* **SET TASK**
Repeat the records verbatim and leave the pictures out of your copy.
** begin INPUT FOR THIS TASK **
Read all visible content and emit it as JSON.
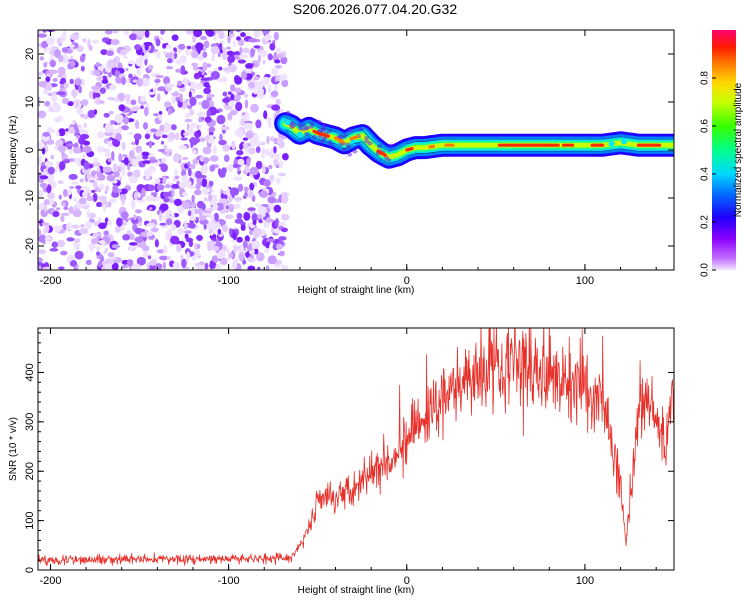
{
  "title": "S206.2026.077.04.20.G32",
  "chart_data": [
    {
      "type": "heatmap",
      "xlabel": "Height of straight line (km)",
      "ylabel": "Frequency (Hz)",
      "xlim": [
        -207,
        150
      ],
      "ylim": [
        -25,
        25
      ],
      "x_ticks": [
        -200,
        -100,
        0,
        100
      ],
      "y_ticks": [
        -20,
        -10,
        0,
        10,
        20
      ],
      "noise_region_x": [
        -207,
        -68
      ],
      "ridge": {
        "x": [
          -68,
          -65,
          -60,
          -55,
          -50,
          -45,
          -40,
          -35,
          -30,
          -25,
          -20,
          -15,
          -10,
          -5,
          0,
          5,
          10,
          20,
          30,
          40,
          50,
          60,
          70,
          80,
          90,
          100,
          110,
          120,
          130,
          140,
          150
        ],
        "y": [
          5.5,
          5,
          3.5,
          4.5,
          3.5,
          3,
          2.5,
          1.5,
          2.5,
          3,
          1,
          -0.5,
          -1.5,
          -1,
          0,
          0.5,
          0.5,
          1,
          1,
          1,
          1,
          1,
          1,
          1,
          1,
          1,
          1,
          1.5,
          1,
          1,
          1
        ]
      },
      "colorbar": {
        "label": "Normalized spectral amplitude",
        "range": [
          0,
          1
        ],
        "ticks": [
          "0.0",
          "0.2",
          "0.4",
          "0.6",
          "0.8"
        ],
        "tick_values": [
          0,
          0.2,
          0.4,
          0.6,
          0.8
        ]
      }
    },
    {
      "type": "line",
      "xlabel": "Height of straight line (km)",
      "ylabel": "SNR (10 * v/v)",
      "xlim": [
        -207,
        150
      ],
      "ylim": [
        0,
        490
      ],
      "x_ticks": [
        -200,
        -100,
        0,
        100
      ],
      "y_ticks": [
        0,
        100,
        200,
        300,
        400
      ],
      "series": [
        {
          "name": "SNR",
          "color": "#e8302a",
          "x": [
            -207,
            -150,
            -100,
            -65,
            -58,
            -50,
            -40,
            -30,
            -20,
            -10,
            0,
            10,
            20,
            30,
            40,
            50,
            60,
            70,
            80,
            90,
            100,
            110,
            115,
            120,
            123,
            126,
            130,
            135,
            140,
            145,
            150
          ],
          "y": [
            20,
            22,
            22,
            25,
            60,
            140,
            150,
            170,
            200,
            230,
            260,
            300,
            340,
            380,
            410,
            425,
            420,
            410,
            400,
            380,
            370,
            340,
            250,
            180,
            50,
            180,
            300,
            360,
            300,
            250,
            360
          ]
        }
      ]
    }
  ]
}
** end INPUT FOR THIS TASK **
* **TASK RESPONSE**
Read all visible content and emit it as JSON.
{
  "title": "S206.2026.077.04.20.G32",
  "chart_data": [
    {
      "type": "heatmap",
      "xlabel": "Height of straight line (km)",
      "ylabel": "Frequency (Hz)",
      "xlim": [
        -207,
        150
      ],
      "ylim": [
        -25,
        25
      ],
      "x_ticks": [
        -200,
        -100,
        0,
        100
      ],
      "y_ticks": [
        -20,
        -10,
        0,
        10,
        20
      ],
      "noise_region_x": [
        -207,
        -68
      ],
      "ridge": {
        "x": [
          -68,
          -65,
          -60,
          -55,
          -50,
          -45,
          -40,
          -35,
          -30,
          -25,
          -20,
          -15,
          -10,
          -5,
          0,
          5,
          10,
          20,
          30,
          40,
          50,
          60,
          70,
          80,
          90,
          100,
          110,
          120,
          130,
          140,
          150
        ],
        "y": [
          5.5,
          5,
          3.5,
          4.5,
          3.5,
          3,
          2.5,
          1.5,
          2.5,
          3,
          1,
          -0.5,
          -1.5,
          -1,
          0,
          0.5,
          0.5,
          1,
          1,
          1,
          1,
          1,
          1,
          1,
          1,
          1,
          1,
          1.5,
          1,
          1,
          1
        ]
      },
      "colorbar": {
        "label": "Normalized spectral amplitude",
        "range": [
          0,
          1
        ],
        "ticks": [
          "0.0",
          "0.2",
          "0.4",
          "0.6",
          "0.8"
        ],
        "tick_values": [
          0,
          0.2,
          0.4,
          0.6,
          0.8
        ]
      }
    },
    {
      "type": "line",
      "xlabel": "Height of straight line (km)",
      "ylabel": "SNR (10 * v/v)",
      "xlim": [
        -207,
        150
      ],
      "ylim": [
        0,
        490
      ],
      "x_ticks": [
        -200,
        -100,
        0,
        100
      ],
      "y_ticks": [
        0,
        100,
        200,
        300,
        400
      ],
      "series": [
        {
          "name": "SNR",
          "color": "#e8302a",
          "x": [
            -207,
            -150,
            -100,
            -65,
            -58,
            -50,
            -40,
            -30,
            -20,
            -10,
            0,
            10,
            20,
            30,
            40,
            50,
            60,
            70,
            80,
            90,
            100,
            110,
            115,
            120,
            123,
            126,
            130,
            135,
            140,
            145,
            150
          ],
          "y": [
            20,
            22,
            22,
            25,
            60,
            140,
            150,
            170,
            200,
            230,
            260,
            300,
            340,
            380,
            410,
            425,
            420,
            410,
            400,
            380,
            370,
            340,
            250,
            180,
            50,
            180,
            300,
            360,
            300,
            250,
            360
          ]
        }
      ]
    }
  ]
}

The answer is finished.